Reproduce every record below exactly as written, leaving out any pictures.

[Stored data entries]
________________________

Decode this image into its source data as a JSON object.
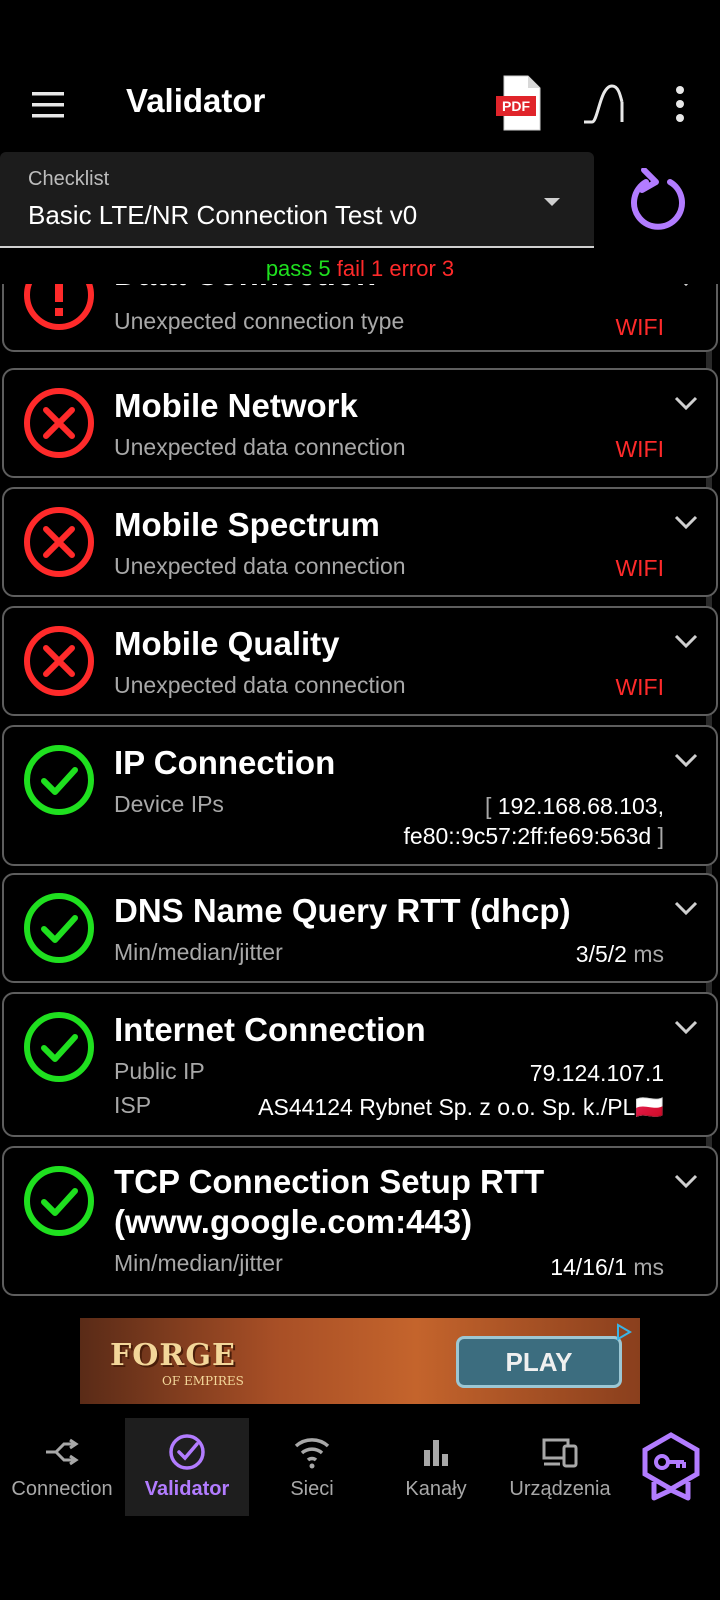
{
  "appbar": {
    "title": "Validator",
    "pdf_label": "PDF",
    "icons": [
      "menu-icon",
      "pdf-icon",
      "curve-icon",
      "more-vert-icon"
    ]
  },
  "checklist": {
    "label": "Checklist",
    "value": "Basic LTE/NR Connection Test v0"
  },
  "summary": {
    "pass": "pass 5",
    "fail": "fail 1",
    "error": "error 3"
  },
  "colors": {
    "pass": "#1fe01f",
    "fail": "#ff2a2a",
    "accent": "#b27cff"
  },
  "cards": [
    {
      "title": "Data Connection",
      "status": "error",
      "rows": [
        {
          "label": "Unexpected connection type",
          "value": "WIFI"
        }
      ]
    },
    {
      "title": "Mobile Network",
      "status": "fail",
      "rows": [
        {
          "label": "Unexpected data connection",
          "value": "WIFI"
        }
      ]
    },
    {
      "title": "Mobile Spectrum",
      "status": "fail",
      "rows": [
        {
          "label": "Unexpected data connection",
          "value": "WIFI"
        }
      ]
    },
    {
      "title": "Mobile Quality",
      "status": "fail",
      "rows": [
        {
          "label": "Unexpected data connection",
          "value": "WIFI"
        }
      ]
    },
    {
      "title": "IP Connection",
      "status": "pass",
      "rows": [
        {
          "label": "Device IPs",
          "value_open": "[",
          "value_line1": "192.168.68.103,",
          "value_line2": "fe80::9c57:2ff:fe69:563d",
          "value_close": "]"
        }
      ]
    },
    {
      "title": "DNS Name Query RTT (dhcp)",
      "status": "pass",
      "rows": [
        {
          "label": "Min/median/jitter",
          "value": "3/5/2",
          "unit": "ms"
        }
      ]
    },
    {
      "title": "Internet Connection",
      "status": "pass",
      "rows": [
        {
          "label": "Public IP",
          "value": "79.124.107.1"
        },
        {
          "label": "ISP",
          "value": "AS44124 Rybnet Sp. z o.o. Sp. k./PL",
          "flag": "🇵🇱"
        }
      ]
    },
    {
      "title": "TCP Connection Setup RTT (www.google.com:443)",
      "status": "pass",
      "rows": [
        {
          "label": "Min/median/jitter",
          "value": "14/16/1",
          "unit": "ms"
        }
      ]
    }
  ],
  "ad": {
    "brand": "FORGE",
    "brand_sub": "OF EMPIRES",
    "cta": "PLAY"
  },
  "bottom_nav": [
    {
      "label": "Connection",
      "icon": "connection-icon",
      "active": false
    },
    {
      "label": "Validator",
      "icon": "validator-icon",
      "active": true
    },
    {
      "label": "Sieci",
      "icon": "wifi-icon",
      "active": false
    },
    {
      "label": "Kanały",
      "icon": "bar-chart-icon",
      "active": false
    },
    {
      "label": "Urządzenia",
      "icon": "devices-icon",
      "active": false
    }
  ]
}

________________________

Correct answer »
Decode this image into its source data as a JSON object.
{
  "appbar": {
    "title": "Validator",
    "pdf_label": "PDF",
    "icons": [
      "menu-icon",
      "pdf-icon",
      "curve-icon",
      "more-vert-icon"
    ]
  },
  "checklist": {
    "label": "Checklist",
    "value": "Basic LTE/NR Connection Test v0"
  },
  "summary": {
    "pass": "pass 5",
    "fail": "fail 1",
    "error": "error 3"
  },
  "colors": {
    "pass": "#1fe01f",
    "fail": "#ff2a2a",
    "accent": "#b27cff"
  },
  "cards": [
    {
      "title": "Data Connection",
      "status": "error",
      "rows": [
        {
          "label": "Unexpected connection type",
          "value": "WIFI"
        }
      ]
    },
    {
      "title": "Mobile Network",
      "status": "fail",
      "rows": [
        {
          "label": "Unexpected data connection",
          "value": "WIFI"
        }
      ]
    },
    {
      "title": "Mobile Spectrum",
      "status": "fail",
      "rows": [
        {
          "label": "Unexpected data connection",
          "value": "WIFI"
        }
      ]
    },
    {
      "title": "Mobile Quality",
      "status": "fail",
      "rows": [
        {
          "label": "Unexpected data connection",
          "value": "WIFI"
        }
      ]
    },
    {
      "title": "IP Connection",
      "status": "pass",
      "rows": [
        {
          "label": "Device IPs",
          "value_open": "[",
          "value_line1": "192.168.68.103,",
          "value_line2": "fe80::9c57:2ff:fe69:563d",
          "value_close": "]"
        }
      ]
    },
    {
      "title": "DNS Name Query RTT (dhcp)",
      "status": "pass",
      "rows": [
        {
          "label": "Min/median/jitter",
          "value": "3/5/2",
          "unit": "ms"
        }
      ]
    },
    {
      "title": "Internet Connection",
      "status": "pass",
      "rows": [
        {
          "label": "Public IP",
          "value": "79.124.107.1"
        },
        {
          "label": "ISP",
          "value": "AS44124 Rybnet Sp. z o.o. Sp. k./PL",
          "flag": "🇵🇱"
        }
      ]
    },
    {
      "title": "TCP Connection Setup RTT (www.google.com:443)",
      "status": "pass",
      "rows": [
        {
          "label": "Min/median/jitter",
          "value": "14/16/1",
          "unit": "ms"
        }
      ]
    }
  ],
  "ad": {
    "brand": "FORGE",
    "brand_sub": "OF EMPIRES",
    "cta": "PLAY"
  },
  "bottom_nav": [
    {
      "label": "Connection",
      "icon": "connection-icon",
      "active": false
    },
    {
      "label": "Validator",
      "icon": "validator-icon",
      "active": true
    },
    {
      "label": "Sieci",
      "icon": "wifi-icon",
      "active": false
    },
    {
      "label": "Kanały",
      "icon": "bar-chart-icon",
      "active": false
    },
    {
      "label": "Urządzenia",
      "icon": "devices-icon",
      "active": false
    }
  ]
}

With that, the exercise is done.